WHAT THE TASK ASKS: Below is some material; set it all down exactly, apart from the pictures.

DATA RECORDS:
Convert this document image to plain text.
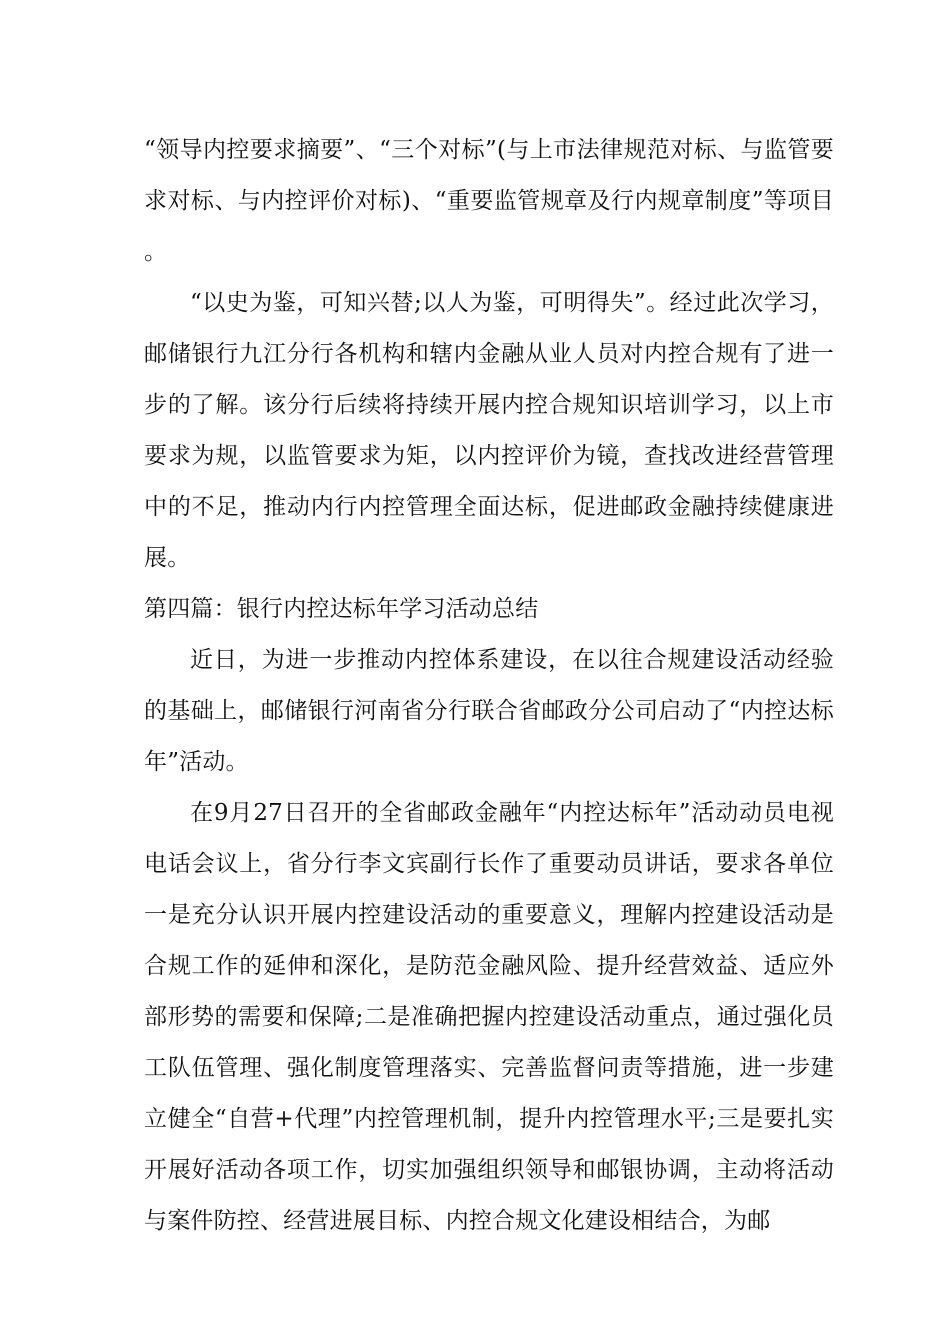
“领导内控要求摘要”、“三个对标”(与上市法律规范对标、与监管要求对标、与内控评价对标)、“重要监管规章及行内规章制度”等项目。

“以史为鉴，可知兴替;以人为鉴，可明得失”。经过此次学习，邮储银行九江分行各机构和辖内金融从业人员对内控合规有了进一步的了解。该分行后续将持续开展内控合规知识培训学习，以上市要求为规，以监管要求为矩，以内控评价为镜，查找改进经营管理中的不足，推动内行内控管理全面达标，促进邮政金融持续健康进展。

第四篇：银行内控达标年学习活动总结

近日，为进一步推动内控体系建设，在以往合规建设活动经验的基础上，邮储银行河南省分行联合省邮政分公司启动了“内控达标年”活动。

在9月27日召开的全省邮政金融年“内控达标年”活动动员电视电话会议上，省分行李文宾副行长作了重要动员讲话，要求各单位一是充分认识开展内控建设活动的重要意义，理解内控建设活动是合规工作的延伸和深化，是防范金融风险、提升经营效益、适应外部形势的需要和保障;二是准确把握内控建设活动重点，通过强化员工队伍管理、强化制度管理落实、完善监督问责等措施，进一步建立健全“自营+代理”内控管理机制，提升内控管理水平;三是要扎实开展好活动各项工作，切实加强组织领导和邮银协调，主动将活动与案件防控、经营进展目标、内控合规文化建设相结合，为邮
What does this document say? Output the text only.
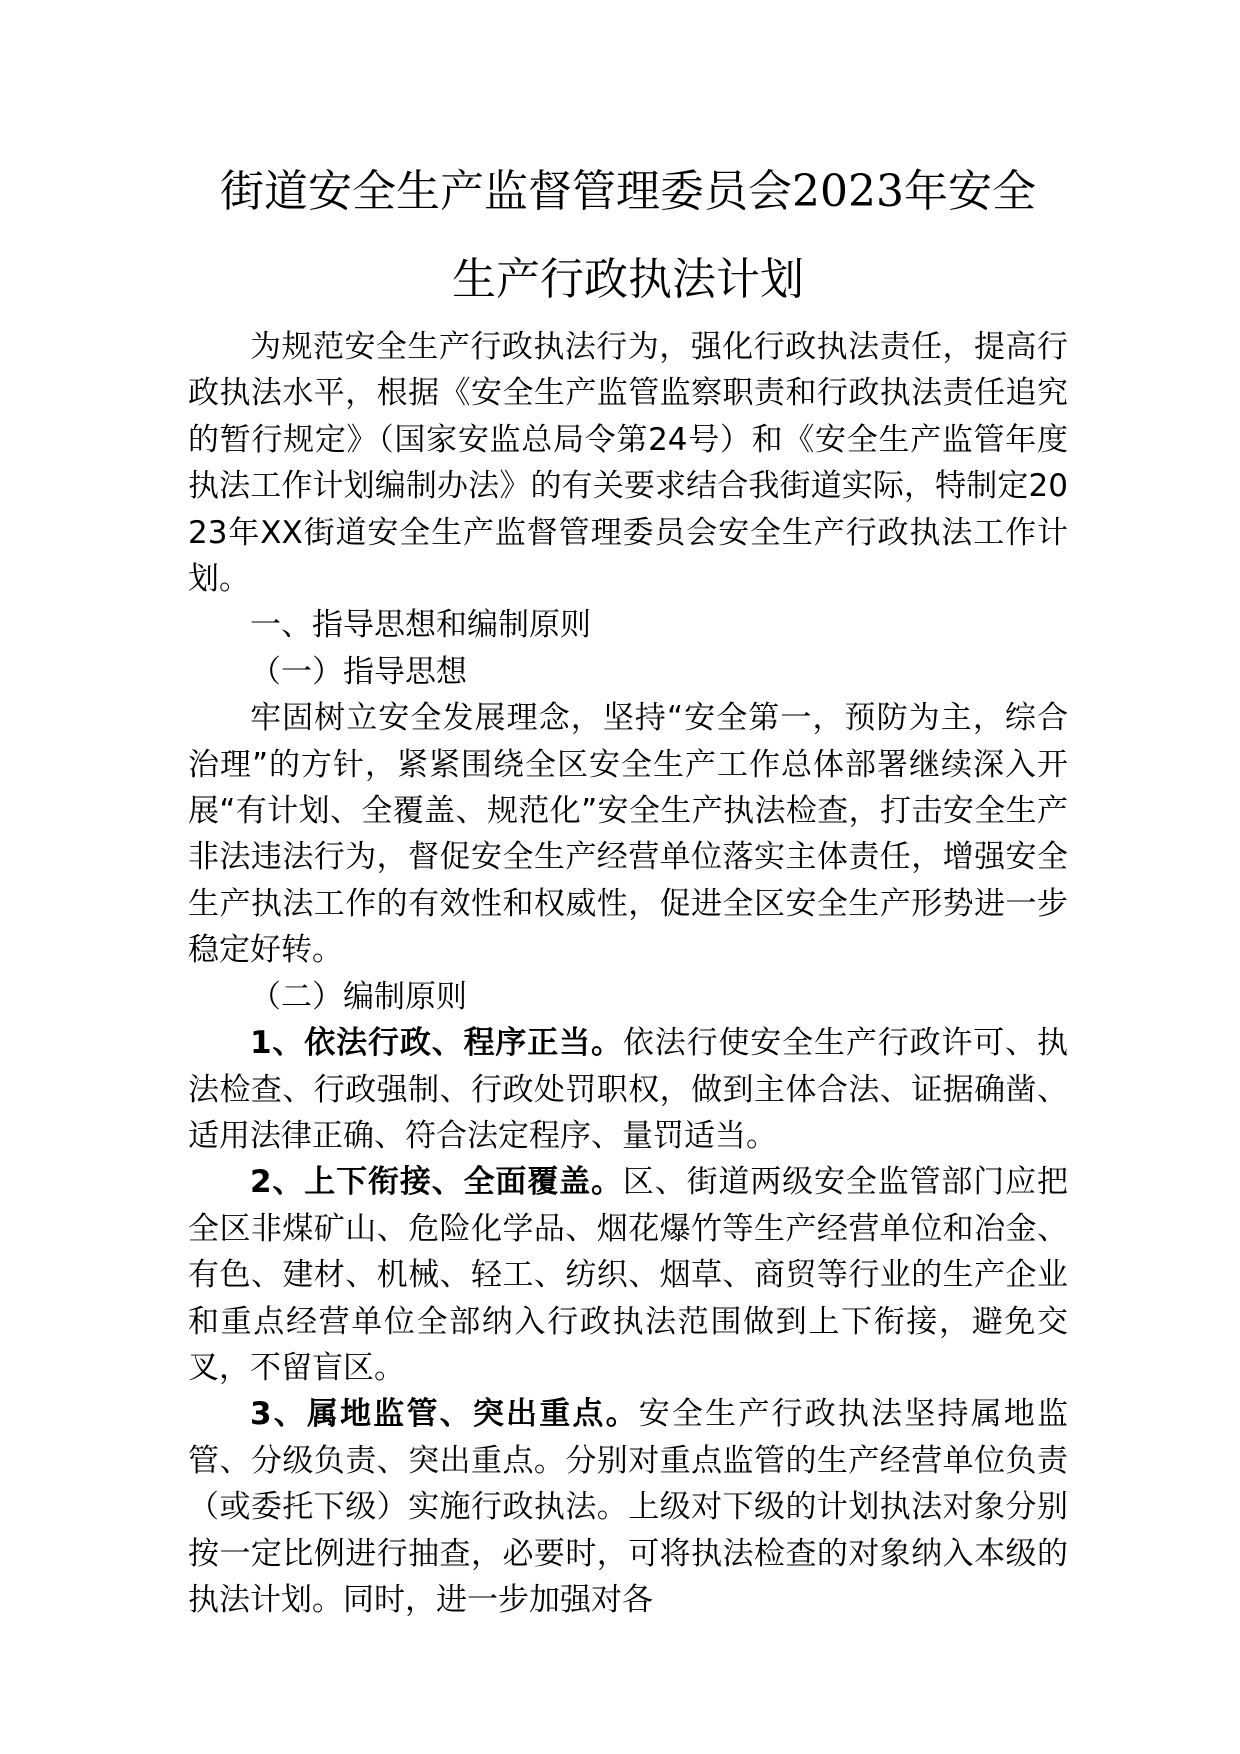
街道安全生产监督管理委员会2023年安全
生产行政执法计划

为规范安全生产行政执法行为，强化行政执法责任，提高行政执法水平，根据《安全生产监管监察职责和行政执法责任追究的暂行规定》（国家安监总局令第24号）和《安全生产监管年度执法工作计划编制办法》的有关要求结合我街道实际，特制定2023年XX街道安全生产监督管理委员会安全生产行政执法工作计划。

一、指导思想和编制原则

（一）指导思想

牢固树立安全发展理念，坚持“安全第一，预防为主，综合治理”的方针，紧紧围绕全区安全生产工作总体部署继续深入开展“有计划、全覆盖、规范化”安全生产执法检查，打击安全生产非法违法行为，督促安全生产经营单位落实主体责任，增强安全生产执法工作的有效性和权威性，促进全区安全生产形势进一步稳定好转。

（二）编制原则

1、依法行政、程序正当。依法行使安全生产行政许可、执法检查、行政强制、行政处罚职权，做到主体合法、证据确凿、适用法律正确、符合法定程序、量罚适当。

2、上下衔接、全面覆盖。区、街道两级安全监管部门应把全区非煤矿山、危险化学品、烟花爆竹等生产经营单位和冶金、有色、建材、机械、轻工、纺织、烟草、商贸等行业的生产企业和重点经营单位全部纳入行政执法范围做到上下衔接，避免交叉，不留盲区。

3、属地监管、突出重点。安全生产行政执法坚持属地监管、分级负责、突出重点。分别对重点监管的生产经营单位负责（或委托下级）实施行政执法。上级对下级的计划执法对象分别按一定比例进行抽查，必要时，可将执法检查的对象纳入本级的执法计划。同时，进一步加强对各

REPLY:
Convert this document image to plain text.
“领导内控要求摘要”、“三个对标”(与上市法律规范对标、与监管要求对标、与内控评价对标)、“重要监管规章及行内规章制度”等项目。

“以史为鉴，可知兴替;以人为鉴，可明得失”。经过此次学习，邮储银行九江分行各机构和辖内金融从业人员对内控合规有了进一步的了解。该分行后续将持续开展内控合规知识培训学习，以上市要求为规，以监管要求为矩，以内控评价为镜，查找改进经营管理中的不足，推动内行内控管理全面达标，促进邮政金融持续健康进展。

第四篇：银行内控达标年学习活动总结

近日，为进一步推动内控体系建设，在以往合规建设活动经验的基础上，邮储银行河南省分行联合省邮政分公司启动了“内控达标年”活动。

在9月27日召开的全省邮政金融年“内控达标年”活动动员电视电话会议上，省分行李文宾副行长作了重要动员讲话，要求各单位一是充分认识开展内控建设活动的重要意义，理解内控建设活动是合规工作的延伸和深化，是防范金融风险、提升经营效益、适应外部形势的需要和保障;二是准确把握内控建设活动重点，通过强化员工队伍管理、强化制度管理落实、完善监督问责等措施，进一步建立健全“自营+代理”内控管理机制，提升内控管理水平;三是要扎实开展好活动各项工作，切实加强组织领导和邮银协调，主动将活动与案件防控、经营进展目标、内控合规文化建设相结合，为邮
What does this document say? Output the text only.
街道安全生产监督管理委员会2023年安全
生产行政执法计划

为规范安全生产行政执法行为，强化行政执法责任，提高行政执法水平，根据《安全生产监管监察职责和行政执法责任追究的暂行规定》（国家安监总局令第24号）和《安全生产监管年度执法工作计划编制办法》的有关要求结合我街道实际，特制定2023年XX街道安全生产监督管理委员会安全生产行政执法工作计划。

一、指导思想和编制原则

（一）指导思想

牢固树立安全发展理念，坚持“安全第一，预防为主，综合治理”的方针，紧紧围绕全区安全生产工作总体部署继续深入开展“有计划、全覆盖、规范化”安全生产执法检查，打击安全生产非法违法行为，督促安全生产经营单位落实主体责任，增强安全生产执法工作的有效性和权威性，促进全区安全生产形势进一步稳定好转。

（二）编制原则

1、依法行政、程序正当。依法行使安全生产行政许可、执法检查、行政强制、行政处罚职权，做到主体合法、证据确凿、适用法律正确、符合法定程序、量罚适当。

2、上下衔接、全面覆盖。区、街道两级安全监管部门应把全区非煤矿山、危险化学品、烟花爆竹等生产经营单位和冶金、有色、建材、机械、轻工、纺织、烟草、商贸等行业的生产企业和重点经营单位全部纳入行政执法范围做到上下衔接，避免交叉，不留盲区。

3、属地监管、突出重点。安全生产行政执法坚持属地监管、分级负责、突出重点。分别对重点监管的生产经营单位负责（或委托下级）实施行政执法。上级对下级的计划执法对象分别按一定比例进行抽查，必要时，可将执法检查的对象纳入本级的执法计划。同时，进一步加强对各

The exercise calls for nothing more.